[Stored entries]
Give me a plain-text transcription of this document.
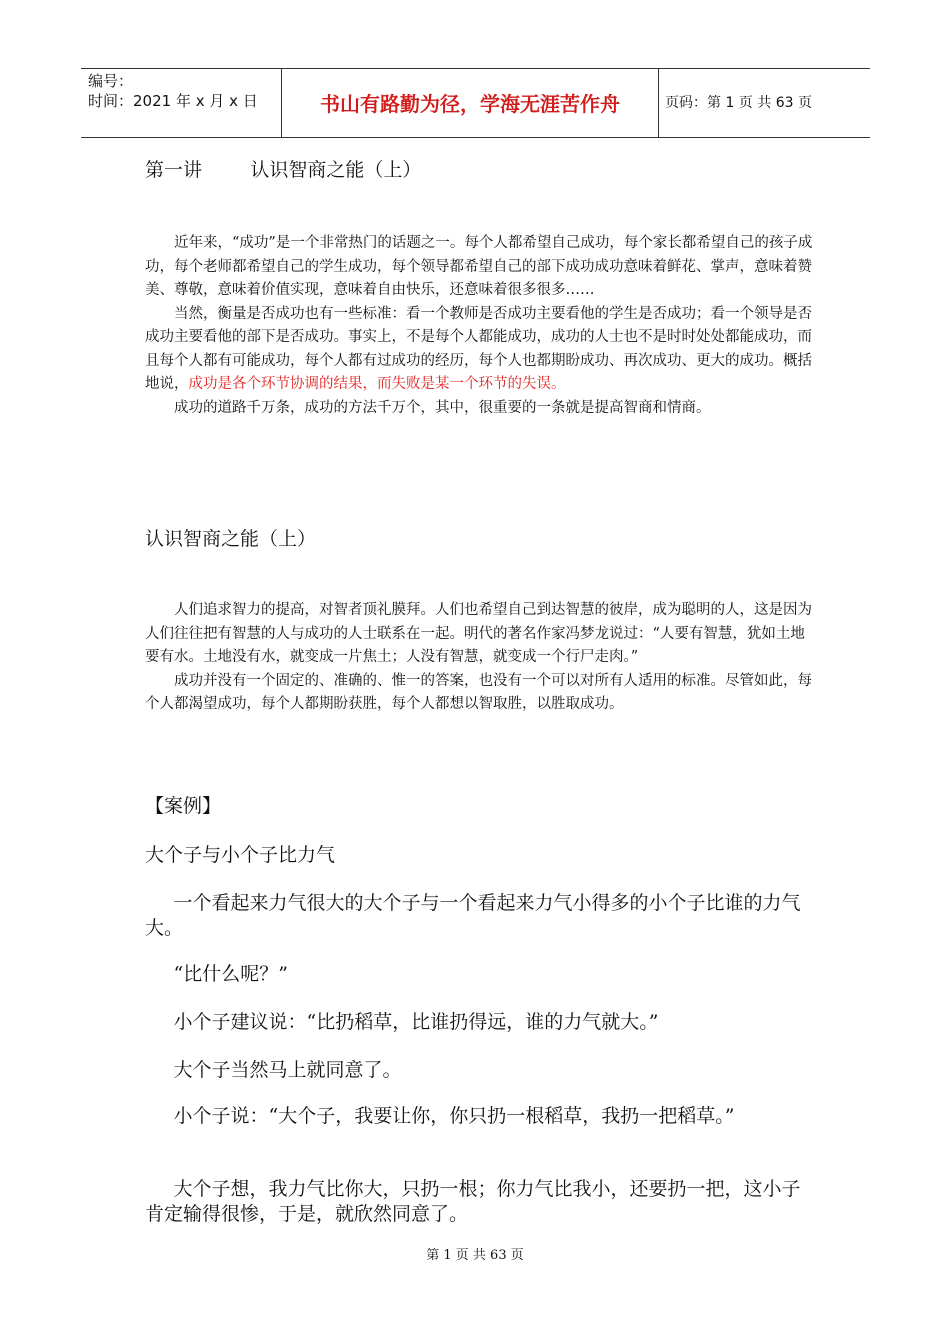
编号：
时间：2021 年 x 月 x 日	书山有路勤为径，学海无涯苦作舟	页码：第 1 页 共 63 页
第一讲        认识智商之能（上）

近年来，“成功”是一个非常热门的话题之一。每个人都希望自己成功，每个家长都希望自己的孩子成功，每个老师都希望自己的学生成功，每个领导都希望自己的部下成功成功意味着鲜花、掌声，意味着赞美、尊敬，意味着价值实现，意味着自由快乐，还意味着很多很多……

当然，衡量是否成功也有一些标准：看一个教师是否成功主要看他的学生是否成功；看一个领导是否成功主要看他的部下是否成功。事实上，不是每个人都能成功，成功的人士也不是时时处处都能成功，而且每个人都有可能成功，每个人都有过成功的经历，每个人也都期盼成功、再次成功、更大的成功。概括地说，成功是各个环节协调的结果，而失败是某一个环节的失误。

成功的道路千万条，成功的方法千万个，其中，很重要的一条就是提高智商和情商。

认识智商之能（上）

人们追求智力的提高，对智者顶礼膜拜。人们也希望自己到达智慧的彼岸，成为聪明的人，这是因为人们往往把有智慧的人与成功的人士联系在一起。明代的著名作家冯梦龙说过：“人要有智慧，犹如土地要有水。土地没有水，就变成一片焦土；人没有智慧，就变成一个行尸走肉。”

成功并没有一个固定的、准确的、惟一的答案，也没有一个可以对所有人适用的标准。尽管如此，每个人都渴望成功，每个人都期盼获胜，每个人都想以智取胜，以胜取成功。

【案例】
大个子与小个子比力气

一个看起来力气很大的大个子与一个看起来力气小得多的小个子比谁的力气大。

“比什么呢？”

小个子建议说：“比扔稻草，比谁扔得远，谁的力气就大。”

大个子当然马上就同意了。

小个子说：“大个子，我要让你，你只扔一根稻草，我扔一把稻草。”

大个子想，我力气比你大，只扔一根；你力气比我小，还要扔一把，这小子肯定输得很惨，于是，就欣然同意了。

第 1 页 共 63 页
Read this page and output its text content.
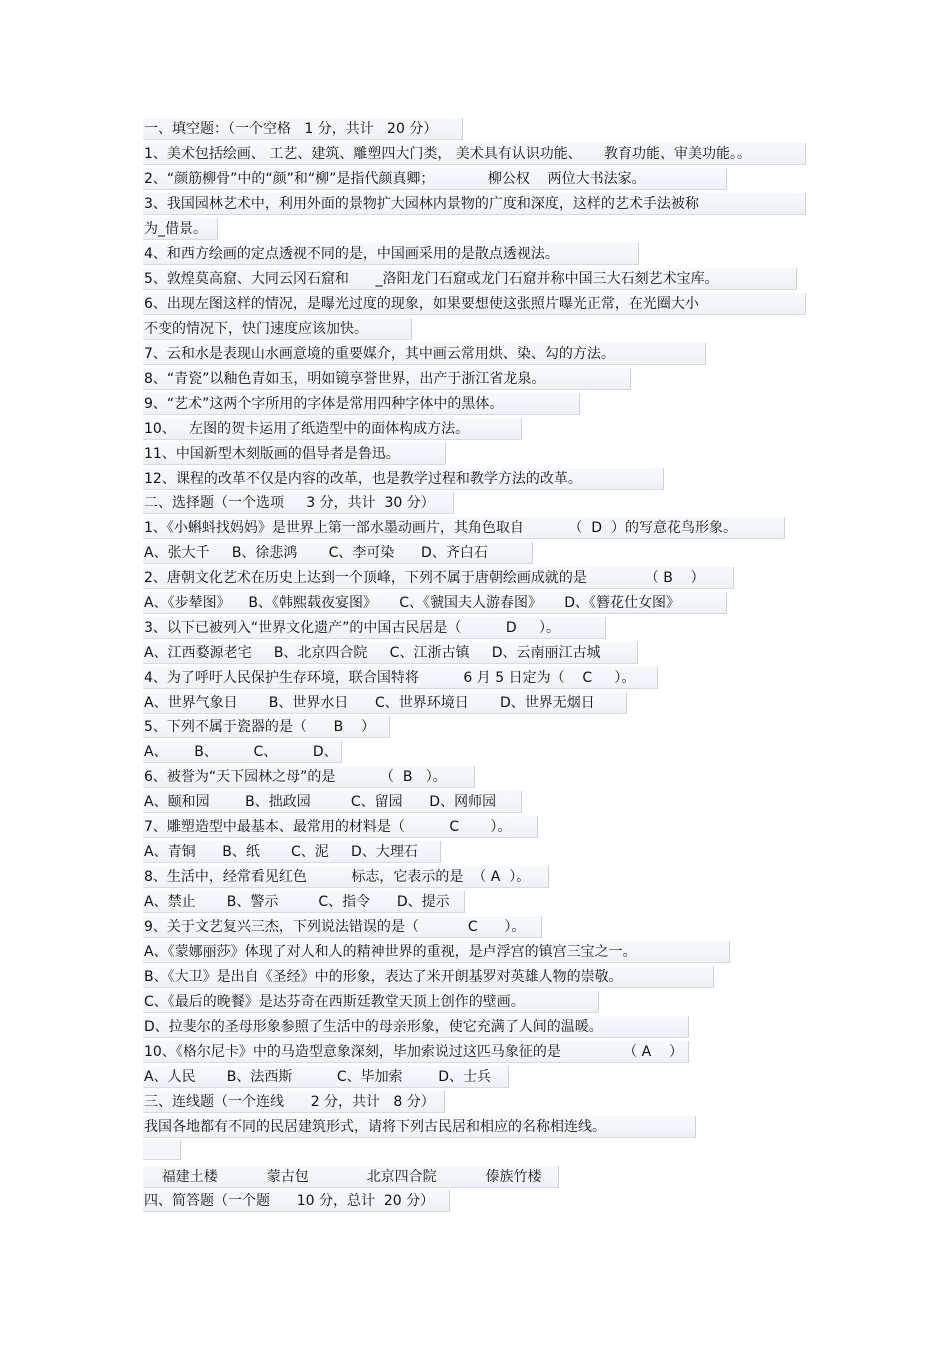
一、填空题：（一个空格   1 分，共计   20 分）
1、美术包括绘画、 工艺、建筑、雕塑四大门类， 美术具有认识功能、     教育功能、审美功能。。
2、“颜筋柳骨”中的“颜”和“柳”是指代颜真卿；            柳公权    两位大书法家。
3、我国园林艺术中，利用外面的景物扩大园林内景物的广度和深度，这样的艺术手法被称
为_借景。
4、和西方绘画的定点透视不同的是，中国画采用的是散点透视法。
5、敦煌莫高窟、大同云冈石窟和      _洛阳龙门石窟或龙门石窟并称中国三大石刻艺术宝库。
6、出现左图这样的情况，是曝光过度的现象，如果要想使这张照片曝光正常，在光圈大小
不变的情况下，快门速度应该加快。
7、云和水是表现山水画意境的重要媒介，其中画云常用烘、染、勾的方法。
8、“青瓷”以釉色青如玉，明如镜享誉世界，出产于浙江省龙泉。
9、“艺术”这两个字所用的字体是常用四种字体中的黑体。
10、   左图的贺卡运用了纸造型中的面体构成方法。
11、中国新型木刻版画的倡导者是鲁迅。
12、课程的改革不仅是内容的改革，也是教学过程和教学方法的改革。
二、选择题（一个选项     3 分，共计  30 分）
1、《小蝌蚪找妈妈》是世界上第一部水墨动画片，其角色取自          （  D  ）的写意花鸟形象。
A、张大千     B、徐悲鸿       C、李可染      D、齐白石
2、唐朝文化艺术在历史上达到一个顶峰，下列不属于唐朝绘画成就的是             （ B    ）
A、《步辇图》    B、《韩熙载夜宴图》     C、《虢国夫人游春图》     D、《簪花仕女图》
3、以下已被列入“世界文化遗产”的中国古民居是（          D     ）。
A、江西婺源老宅     B、北京四合院     C、江浙古镇     D、云南丽江古城
4、为了呼吁人民保护生存环境，联合国特将          6 月 5 日定为（    C     ）。
A、世界气象日       B、世界水日      C、世界环境日       D、世界无烟日
5、下列不属于瓷器的是（      B    ）
A、      B、        C、        D、
6、被誉为“天下园林之母”的是          （  B   ）。
A、颐和园        B、拙政园         C、留园      D、网师园
7、雕塑造型中最基本、最常用的材料是（          C       ）。
A、青铜      B、纸       C、泥     D、大理石
8、生活中，经常看见红色          标志，它表示的是  （ A  ）。
A、禁止       B、警示         C、指令      D、提示
9、关于文艺复兴三杰，下列说法错误的是（           C      ）。
A、《蒙娜丽莎》体现了对人和人的精神世界的重视，是卢浮宫的镇宫三宝之一。
B、《大卫》是出自《圣经》中的形象，表达了米开朗基罗对英雄人物的崇敬。
C、《最后的晚餐》是达芬奇在西斯廷教堂天顶上创作的壁画。
D、拉斐尔的圣母形象参照了生活中的母亲形象，使它充满了人间的温暖。
10、《格尔尼卡》中的马造型意象深刻，毕加索说过这匹马象征的是              （ A    ）
A、人民       B、法西斯          C、毕加索        D、士兵
三、连线题（一个连线      2 分，共计   8 分）
我国各地都有不同的民居建筑形式，请将下列古民居和相应的名称相连线。
福建土楼           蒙古包             北京四合院           傣族竹楼
四、简答题（一个题      10 分，总计  20 分）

EXERCISE GOAL —
Repeat each entry exactly as given; no pictures belong in the copy.

TASK OUTPUT —
Give me a plain-text transcription of this document.
编号：
时间：2021 年 x 月 x 日	书山有路勤为径，学海无涯苦作舟	页码：第 1 页 共 63 页
第一讲        认识智商之能（上）

近年来，“成功”是一个非常热门的话题之一。每个人都希望自己成功，每个家长都希望自己的孩子成功，每个老师都希望自己的学生成功，每个领导都希望自己的部下成功成功意味着鲜花、掌声，意味着赞美、尊敬，意味着价值实现，意味着自由快乐，还意味着很多很多……

当然，衡量是否成功也有一些标准：看一个教师是否成功主要看他的学生是否成功；看一个领导是否成功主要看他的部下是否成功。事实上，不是每个人都能成功，成功的人士也不是时时处处都能成功，而且每个人都有可能成功，每个人都有过成功的经历，每个人也都期盼成功、再次成功、更大的成功。概括地说，成功是各个环节协调的结果，而失败是某一个环节的失误。

成功的道路千万条，成功的方法千万个，其中，很重要的一条就是提高智商和情商。

认识智商之能（上）

人们追求智力的提高，对智者顶礼膜拜。人们也希望自己到达智慧的彼岸，成为聪明的人，这是因为人们往往把有智慧的人与成功的人士联系在一起。明代的著名作家冯梦龙说过：“人要有智慧，犹如土地要有水。土地没有水，就变成一片焦土；人没有智慧，就变成一个行尸走肉。”

成功并没有一个固定的、准确的、惟一的答案，也没有一个可以对所有人适用的标准。尽管如此，每个人都渴望成功，每个人都期盼获胜，每个人都想以智取胜，以胜取成功。

【案例】
大个子与小个子比力气

一个看起来力气很大的大个子与一个看起来力气小得多的小个子比谁的力气大。

“比什么呢？”

小个子建议说：“比扔稻草，比谁扔得远，谁的力气就大。”

大个子当然马上就同意了。

小个子说：“大个子，我要让你，你只扔一根稻草，我扔一把稻草。”

大个子想，我力气比你大，只扔一根；你力气比我小，还要扔一把，这小子肯定输得很惨，于是，就欣然同意了。

第 1 页 共 63 页
Read this page and output its text content.
一、填空题：（一个空格   1 分，共计   20 分）
1、美术包括绘画、 工艺、建筑、雕塑四大门类， 美术具有认识功能、     教育功能、审美功能。。
2、“颜筋柳骨”中的“颜”和“柳”是指代颜真卿；            柳公权    两位大书法家。
3、我国园林艺术中，利用外面的景物扩大园林内景物的广度和深度，这样的艺术手法被称
为_借景。
4、和西方绘画的定点透视不同的是，中国画采用的是散点透视法。
5、敦煌莫高窟、大同云冈石窟和      _洛阳龙门石窟或龙门石窟并称中国三大石刻艺术宝库。
6、出现左图这样的情况，是曝光过度的现象，如果要想使这张照片曝光正常，在光圈大小
不变的情况下，快门速度应该加快。
7、云和水是表现山水画意境的重要媒介，其中画云常用烘、染、勾的方法。
8、“青瓷”以釉色青如玉，明如镜享誉世界，出产于浙江省龙泉。
9、“艺术”这两个字所用的字体是常用四种字体中的黑体。
10、   左图的贺卡运用了纸造型中的面体构成方法。
11、中国新型木刻版画的倡导者是鲁迅。
12、课程的改革不仅是内容的改革，也是教学过程和教学方法的改革。
二、选择题（一个选项     3 分，共计  30 分）
1、《小蝌蚪找妈妈》是世界上第一部水墨动画片，其角色取自          （  D  ）的写意花鸟形象。
A、张大千     B、徐悲鸿       C、李可染      D、齐白石
2、唐朝文化艺术在历史上达到一个顶峰，下列不属于唐朝绘画成就的是             （ B    ）
A、《步辇图》    B、《韩熙载夜宴图》     C、《虢国夫人游春图》     D、《簪花仕女图》
3、以下已被列入“世界文化遗产”的中国古民居是（          D     ）。
A、江西婺源老宅     B、北京四合院     C、江浙古镇     D、云南丽江古城
4、为了呼吁人民保护生存环境，联合国特将          6 月 5 日定为（    C     ）。
A、世界气象日       B、世界水日      C、世界环境日       D、世界无烟日
5、下列不属于瓷器的是（      B    ）
A、      B、        C、        D、
6、被誉为“天下园林之母”的是          （  B   ）。
A、颐和园        B、拙政园         C、留园      D、网师园
7、雕塑造型中最基本、最常用的材料是（          C       ）。
A、青铜      B、纸       C、泥     D、大理石
8、生活中，经常看见红色          标志，它表示的是  （ A  ）。
A、禁止       B、警示         C、指令      D、提示
9、关于文艺复兴三杰，下列说法错误的是（           C      ）。
A、《蒙娜丽莎》体现了对人和人的精神世界的重视，是卢浮宫的镇宫三宝之一。
B、《大卫》是出自《圣经》中的形象，表达了米开朗基罗对英雄人物的崇敬。
C、《最后的晚餐》是达芬奇在西斯廷教堂天顶上创作的壁画。
D、拉斐尔的圣母形象参照了生活中的母亲形象，使它充满了人间的温暖。
10、《格尔尼卡》中的马造型意象深刻，毕加索说过这匹马象征的是              （ A    ）
A、人民       B、法西斯          C、毕加索        D、士兵
三、连线题（一个连线      2 分，共计   8 分）
我国各地都有不同的民居建筑形式，请将下列古民居和相应的名称相连线。
福建土楼           蒙古包             北京四合院           傣族竹楼
四、简答题（一个题      10 分，总计  20 分）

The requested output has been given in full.